Stored data entries
↓

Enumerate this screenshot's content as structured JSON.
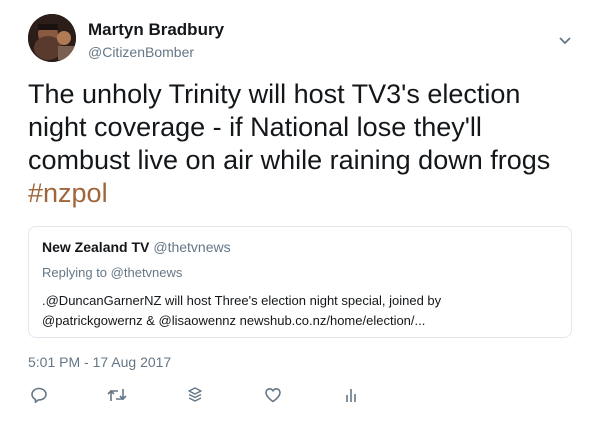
{
  "author": {
    "name": "Martyn Bradbury",
    "handle": "@CitizenBomber"
  },
  "tweet": {
    "text": "The unholy Trinity will host TV3's election\nnight coverage - if National lose they'll\ncombust live on air while raining down frogs\n",
    "hashtag": "#nzpol"
  },
  "quoted": {
    "name": "New Zealand TV",
    "handle": "@thetvnews",
    "reply_prefix": "Replying to",
    "reply_handle": "@thetvnews",
    "text": ".@DuncanGarnerNZ will host Three's election night special, joined by\n@patrickgowernz & @lisaowennz newshub.co.nz/home/election/..."
  },
  "timestamp": "5:01 PM - 17 Aug 2017",
  "colors": {
    "hashtag": "#a0663b",
    "secondary_text": "#657786",
    "icon": "#657786",
    "border": "#e1e8ed"
  },
  "icons": {
    "menu": "chevron-down-icon",
    "reply": "reply-icon",
    "retweet": "retweet-icon",
    "stack": "layers-icon",
    "like": "heart-icon",
    "analytics": "analytics-icon"
  }
}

↑

WHAT YOU WILL DO: Leave out the pictures and copy every record above exactly.

EXERCISE ANSWER:
Enumerate this screenshot's content as structured JSON.
{
  "author": {
    "name": "Martyn Bradbury",
    "handle": "@CitizenBomber"
  },
  "tweet": {
    "text": "The unholy Trinity will host TV3's election\nnight coverage - if National lose they'll\ncombust live on air while raining down frogs\n",
    "hashtag": "#nzpol"
  },
  "quoted": {
    "name": "New Zealand TV",
    "handle": "@thetvnews",
    "reply_prefix": "Replying to",
    "reply_handle": "@thetvnews",
    "text": ".@DuncanGarnerNZ will host Three's election night special, joined by\n@patrickgowernz & @lisaowennz newshub.co.nz/home/election/..."
  },
  "timestamp": "5:01 PM - 17 Aug 2017",
  "colors": {
    "hashtag": "#a0663b",
    "secondary_text": "#657786",
    "icon": "#657786",
    "border": "#e1e8ed"
  },
  "icons": {
    "menu": "chevron-down-icon",
    "reply": "reply-icon",
    "retweet": "retweet-icon",
    "stack": "layers-icon",
    "like": "heart-icon",
    "analytics": "analytics-icon"
  }
}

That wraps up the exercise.